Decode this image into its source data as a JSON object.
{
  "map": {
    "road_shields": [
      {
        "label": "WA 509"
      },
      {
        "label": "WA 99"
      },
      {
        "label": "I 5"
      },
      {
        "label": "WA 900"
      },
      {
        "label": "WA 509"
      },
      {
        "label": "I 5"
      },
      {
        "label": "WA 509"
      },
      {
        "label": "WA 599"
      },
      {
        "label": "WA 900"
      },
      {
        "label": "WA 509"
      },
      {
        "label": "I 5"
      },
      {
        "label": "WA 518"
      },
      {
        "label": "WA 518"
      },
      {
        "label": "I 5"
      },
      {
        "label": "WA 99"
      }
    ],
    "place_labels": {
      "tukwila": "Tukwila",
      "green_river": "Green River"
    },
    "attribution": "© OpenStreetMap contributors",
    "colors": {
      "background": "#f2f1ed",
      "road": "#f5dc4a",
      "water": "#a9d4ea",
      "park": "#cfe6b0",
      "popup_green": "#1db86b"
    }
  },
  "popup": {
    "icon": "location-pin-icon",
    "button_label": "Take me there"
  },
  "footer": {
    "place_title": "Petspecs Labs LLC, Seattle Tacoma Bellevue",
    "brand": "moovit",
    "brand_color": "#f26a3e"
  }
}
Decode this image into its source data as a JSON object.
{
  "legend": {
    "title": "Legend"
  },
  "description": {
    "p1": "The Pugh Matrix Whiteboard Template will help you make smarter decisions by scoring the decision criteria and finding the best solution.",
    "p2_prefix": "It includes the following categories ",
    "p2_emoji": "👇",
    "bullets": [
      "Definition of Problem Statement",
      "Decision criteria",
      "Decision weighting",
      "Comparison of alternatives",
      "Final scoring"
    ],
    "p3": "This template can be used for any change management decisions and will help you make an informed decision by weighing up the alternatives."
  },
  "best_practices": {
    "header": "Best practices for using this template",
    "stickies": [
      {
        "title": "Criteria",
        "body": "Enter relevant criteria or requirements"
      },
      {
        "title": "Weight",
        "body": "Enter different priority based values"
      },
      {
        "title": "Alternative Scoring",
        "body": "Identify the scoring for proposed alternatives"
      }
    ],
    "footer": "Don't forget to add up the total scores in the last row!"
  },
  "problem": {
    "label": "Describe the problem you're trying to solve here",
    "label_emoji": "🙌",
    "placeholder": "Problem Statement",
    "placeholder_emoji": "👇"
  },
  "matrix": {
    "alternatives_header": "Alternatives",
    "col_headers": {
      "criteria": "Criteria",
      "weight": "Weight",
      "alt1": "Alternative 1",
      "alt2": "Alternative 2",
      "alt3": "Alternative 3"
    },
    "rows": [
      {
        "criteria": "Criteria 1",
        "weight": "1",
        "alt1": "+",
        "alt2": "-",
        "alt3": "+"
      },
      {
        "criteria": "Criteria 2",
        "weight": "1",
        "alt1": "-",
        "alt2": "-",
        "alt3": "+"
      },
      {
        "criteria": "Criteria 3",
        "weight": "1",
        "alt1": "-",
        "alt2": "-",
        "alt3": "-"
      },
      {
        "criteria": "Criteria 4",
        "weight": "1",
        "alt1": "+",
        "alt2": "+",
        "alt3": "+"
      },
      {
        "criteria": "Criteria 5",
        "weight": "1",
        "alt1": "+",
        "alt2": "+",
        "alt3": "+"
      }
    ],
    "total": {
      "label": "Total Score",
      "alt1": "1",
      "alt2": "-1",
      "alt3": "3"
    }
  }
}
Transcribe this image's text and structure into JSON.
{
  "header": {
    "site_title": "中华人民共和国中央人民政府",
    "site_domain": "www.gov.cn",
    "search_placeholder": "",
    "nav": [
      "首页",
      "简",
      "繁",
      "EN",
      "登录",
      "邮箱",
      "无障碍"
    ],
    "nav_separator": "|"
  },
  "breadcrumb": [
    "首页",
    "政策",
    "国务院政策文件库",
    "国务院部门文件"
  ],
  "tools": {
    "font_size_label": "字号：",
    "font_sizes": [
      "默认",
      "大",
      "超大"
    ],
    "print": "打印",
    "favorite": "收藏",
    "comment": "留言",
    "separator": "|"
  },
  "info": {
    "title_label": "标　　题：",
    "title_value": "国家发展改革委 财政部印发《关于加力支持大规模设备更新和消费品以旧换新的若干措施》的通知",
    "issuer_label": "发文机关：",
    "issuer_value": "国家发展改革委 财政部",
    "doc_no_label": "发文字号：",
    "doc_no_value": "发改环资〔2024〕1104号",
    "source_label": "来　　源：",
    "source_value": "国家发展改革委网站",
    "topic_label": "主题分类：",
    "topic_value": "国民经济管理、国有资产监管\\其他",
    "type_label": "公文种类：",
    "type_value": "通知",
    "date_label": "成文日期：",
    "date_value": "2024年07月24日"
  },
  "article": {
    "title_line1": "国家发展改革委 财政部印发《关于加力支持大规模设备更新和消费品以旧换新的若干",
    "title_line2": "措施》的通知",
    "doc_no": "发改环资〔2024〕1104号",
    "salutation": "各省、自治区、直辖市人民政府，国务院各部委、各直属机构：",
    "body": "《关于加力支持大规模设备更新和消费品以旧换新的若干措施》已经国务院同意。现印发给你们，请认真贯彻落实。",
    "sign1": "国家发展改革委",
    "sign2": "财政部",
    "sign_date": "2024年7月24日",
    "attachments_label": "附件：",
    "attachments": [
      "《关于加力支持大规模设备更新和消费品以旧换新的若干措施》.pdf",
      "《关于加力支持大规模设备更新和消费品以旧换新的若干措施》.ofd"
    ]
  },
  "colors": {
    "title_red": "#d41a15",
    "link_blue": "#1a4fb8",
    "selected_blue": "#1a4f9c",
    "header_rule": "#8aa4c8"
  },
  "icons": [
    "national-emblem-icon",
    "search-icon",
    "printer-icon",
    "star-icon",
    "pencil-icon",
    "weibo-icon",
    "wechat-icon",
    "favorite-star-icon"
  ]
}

- [Written exercise]:
What is the number of lines in the records that contain "Enter"? Give that number only.

- [Answer for this exercise]:
2